Identify each line holding the string "page" and copy it.

--- START ---

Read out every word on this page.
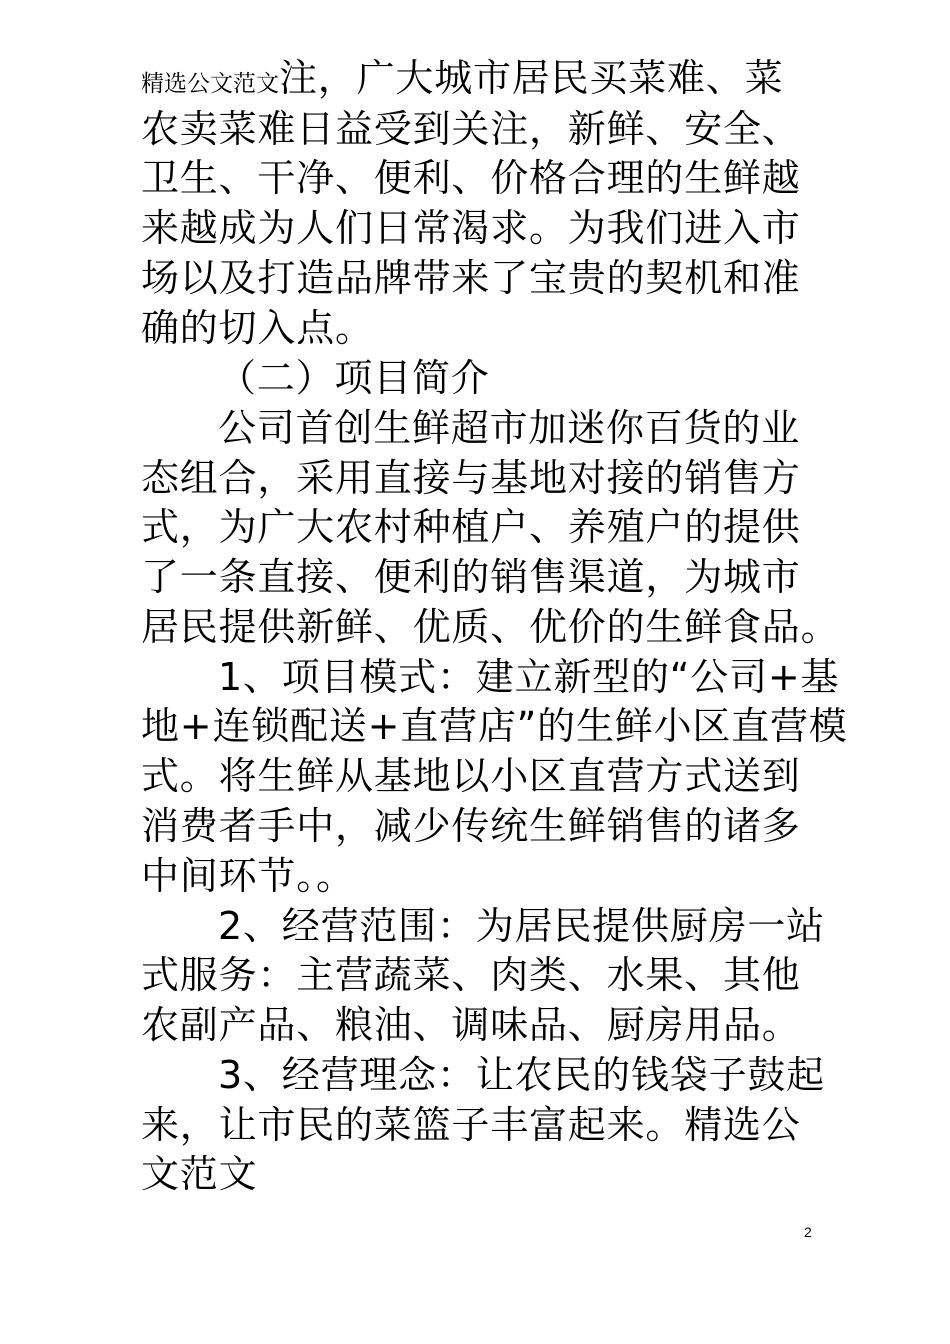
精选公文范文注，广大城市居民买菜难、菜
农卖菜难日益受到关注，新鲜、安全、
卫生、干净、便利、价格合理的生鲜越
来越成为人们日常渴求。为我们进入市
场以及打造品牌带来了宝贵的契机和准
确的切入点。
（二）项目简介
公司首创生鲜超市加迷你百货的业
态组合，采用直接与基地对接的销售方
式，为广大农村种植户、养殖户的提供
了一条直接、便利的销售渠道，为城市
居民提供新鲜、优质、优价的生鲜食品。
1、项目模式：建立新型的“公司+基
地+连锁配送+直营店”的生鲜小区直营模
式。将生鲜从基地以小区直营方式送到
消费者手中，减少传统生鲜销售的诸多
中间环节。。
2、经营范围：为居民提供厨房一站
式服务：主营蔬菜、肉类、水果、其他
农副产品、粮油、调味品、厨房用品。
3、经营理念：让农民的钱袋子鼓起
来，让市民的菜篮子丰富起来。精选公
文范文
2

--- END ---
--- START ---

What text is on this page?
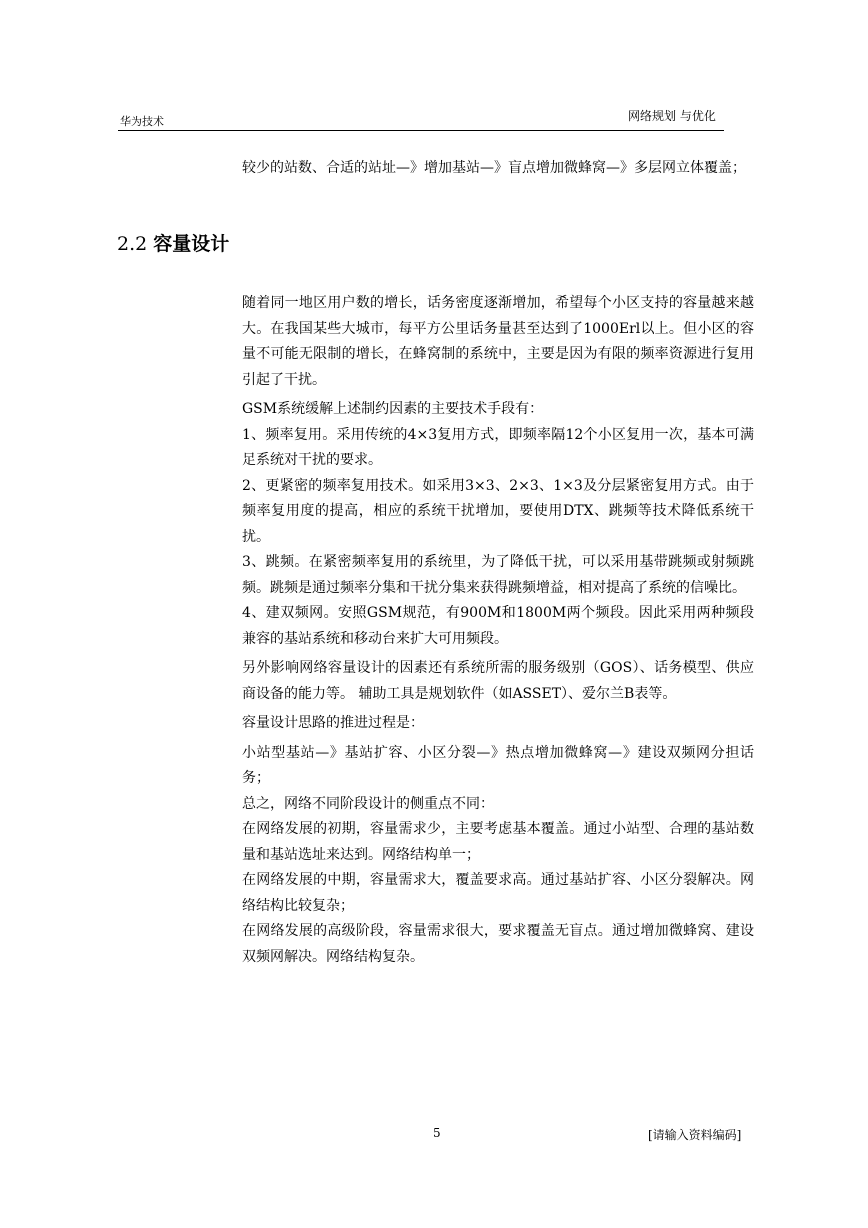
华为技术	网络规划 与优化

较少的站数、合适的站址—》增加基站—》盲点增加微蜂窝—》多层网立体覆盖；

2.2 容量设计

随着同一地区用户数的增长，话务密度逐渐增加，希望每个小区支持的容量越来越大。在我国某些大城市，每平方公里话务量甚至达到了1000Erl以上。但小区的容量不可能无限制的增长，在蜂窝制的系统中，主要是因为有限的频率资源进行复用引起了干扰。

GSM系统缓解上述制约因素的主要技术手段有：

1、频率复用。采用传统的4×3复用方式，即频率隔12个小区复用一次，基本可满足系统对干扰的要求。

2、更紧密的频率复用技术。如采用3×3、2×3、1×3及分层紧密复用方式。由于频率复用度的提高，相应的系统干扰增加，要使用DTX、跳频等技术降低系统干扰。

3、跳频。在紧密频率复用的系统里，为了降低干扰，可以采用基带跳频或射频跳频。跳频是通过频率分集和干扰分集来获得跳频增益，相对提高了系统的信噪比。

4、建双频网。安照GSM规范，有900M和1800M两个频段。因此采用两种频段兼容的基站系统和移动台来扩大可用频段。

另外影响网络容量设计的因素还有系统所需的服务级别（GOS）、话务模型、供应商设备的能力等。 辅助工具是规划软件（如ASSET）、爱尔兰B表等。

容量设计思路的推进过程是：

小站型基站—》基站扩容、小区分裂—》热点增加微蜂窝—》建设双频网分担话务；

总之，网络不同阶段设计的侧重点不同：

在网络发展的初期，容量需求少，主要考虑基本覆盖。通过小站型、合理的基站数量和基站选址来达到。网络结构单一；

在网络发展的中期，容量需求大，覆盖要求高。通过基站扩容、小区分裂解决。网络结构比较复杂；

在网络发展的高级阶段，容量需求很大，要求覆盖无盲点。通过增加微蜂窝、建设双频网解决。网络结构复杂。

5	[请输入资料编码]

--- END ---
--- START ---

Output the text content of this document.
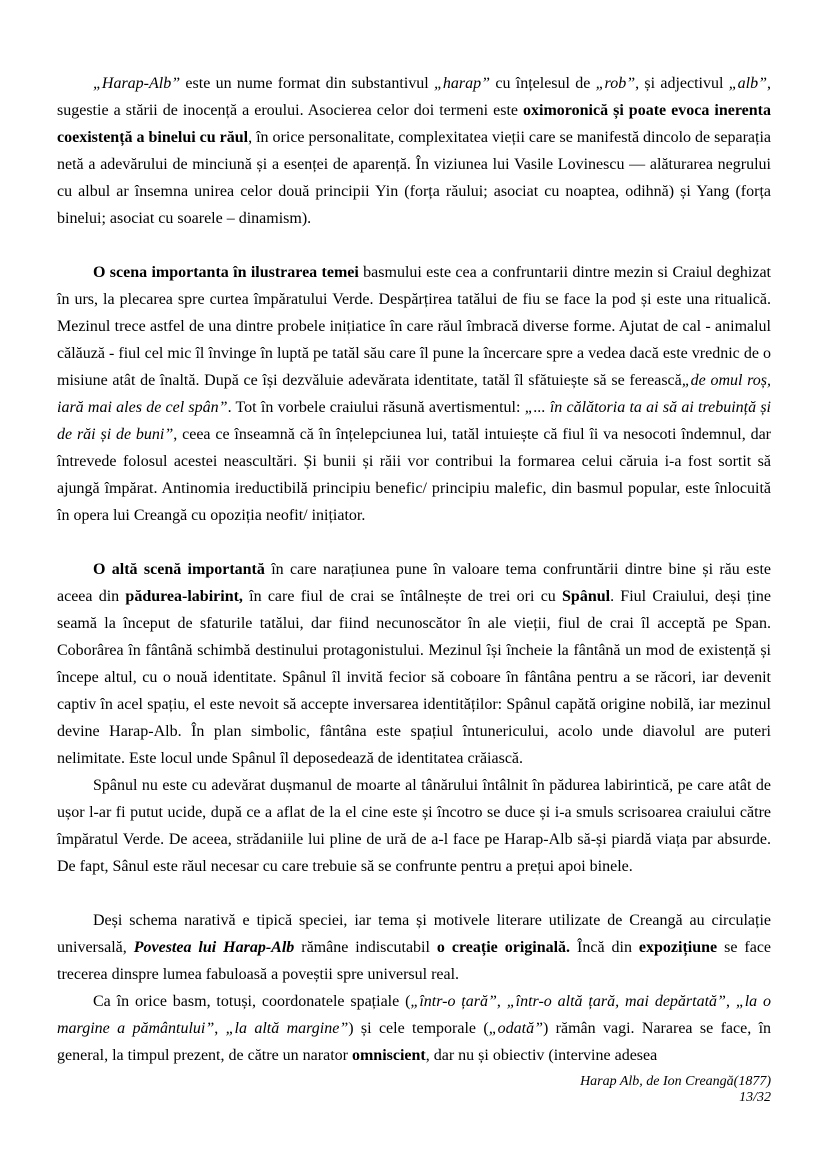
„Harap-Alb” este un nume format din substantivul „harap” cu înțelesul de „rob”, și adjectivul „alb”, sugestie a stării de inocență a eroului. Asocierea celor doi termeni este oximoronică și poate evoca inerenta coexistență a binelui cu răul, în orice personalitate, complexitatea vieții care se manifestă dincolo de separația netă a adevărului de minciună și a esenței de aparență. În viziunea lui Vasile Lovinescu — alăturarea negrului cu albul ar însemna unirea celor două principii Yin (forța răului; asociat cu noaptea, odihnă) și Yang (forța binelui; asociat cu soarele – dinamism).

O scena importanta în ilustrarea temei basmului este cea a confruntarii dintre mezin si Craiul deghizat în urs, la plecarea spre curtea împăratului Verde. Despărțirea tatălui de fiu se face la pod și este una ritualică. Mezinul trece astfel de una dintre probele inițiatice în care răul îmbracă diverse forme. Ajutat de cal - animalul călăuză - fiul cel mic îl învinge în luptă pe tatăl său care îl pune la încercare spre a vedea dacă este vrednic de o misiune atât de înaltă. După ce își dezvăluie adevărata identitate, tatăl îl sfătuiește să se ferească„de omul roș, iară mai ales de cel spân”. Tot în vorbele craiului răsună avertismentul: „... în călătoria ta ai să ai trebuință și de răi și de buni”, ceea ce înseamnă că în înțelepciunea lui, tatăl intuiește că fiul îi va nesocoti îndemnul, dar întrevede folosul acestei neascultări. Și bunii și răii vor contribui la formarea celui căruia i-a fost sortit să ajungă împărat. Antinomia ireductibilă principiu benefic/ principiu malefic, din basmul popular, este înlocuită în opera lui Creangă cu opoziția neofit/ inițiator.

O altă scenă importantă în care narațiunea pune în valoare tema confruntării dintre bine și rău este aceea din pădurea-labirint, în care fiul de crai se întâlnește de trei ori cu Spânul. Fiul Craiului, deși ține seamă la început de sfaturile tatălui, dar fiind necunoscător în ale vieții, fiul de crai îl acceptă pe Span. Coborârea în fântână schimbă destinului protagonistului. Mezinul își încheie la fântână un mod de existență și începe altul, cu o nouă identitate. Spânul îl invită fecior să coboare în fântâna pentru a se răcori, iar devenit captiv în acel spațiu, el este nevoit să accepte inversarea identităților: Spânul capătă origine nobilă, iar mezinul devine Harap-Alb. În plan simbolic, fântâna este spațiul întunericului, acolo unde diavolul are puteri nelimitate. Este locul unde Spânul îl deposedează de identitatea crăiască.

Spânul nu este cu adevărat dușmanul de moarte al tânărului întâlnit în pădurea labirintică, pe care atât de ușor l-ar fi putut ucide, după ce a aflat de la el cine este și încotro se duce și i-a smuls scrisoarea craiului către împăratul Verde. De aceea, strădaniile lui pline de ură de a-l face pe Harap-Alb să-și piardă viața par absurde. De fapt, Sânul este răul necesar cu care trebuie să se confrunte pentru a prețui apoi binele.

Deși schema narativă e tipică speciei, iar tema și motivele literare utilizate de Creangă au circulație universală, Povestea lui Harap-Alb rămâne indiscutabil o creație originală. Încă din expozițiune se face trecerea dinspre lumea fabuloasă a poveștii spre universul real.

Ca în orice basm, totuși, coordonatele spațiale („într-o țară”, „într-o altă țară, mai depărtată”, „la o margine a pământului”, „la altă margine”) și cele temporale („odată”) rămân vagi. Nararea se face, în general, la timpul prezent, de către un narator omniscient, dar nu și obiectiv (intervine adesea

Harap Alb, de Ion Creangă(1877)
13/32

--- END ---

• **Complete response**
Read out every word on this page.
What text is on this page?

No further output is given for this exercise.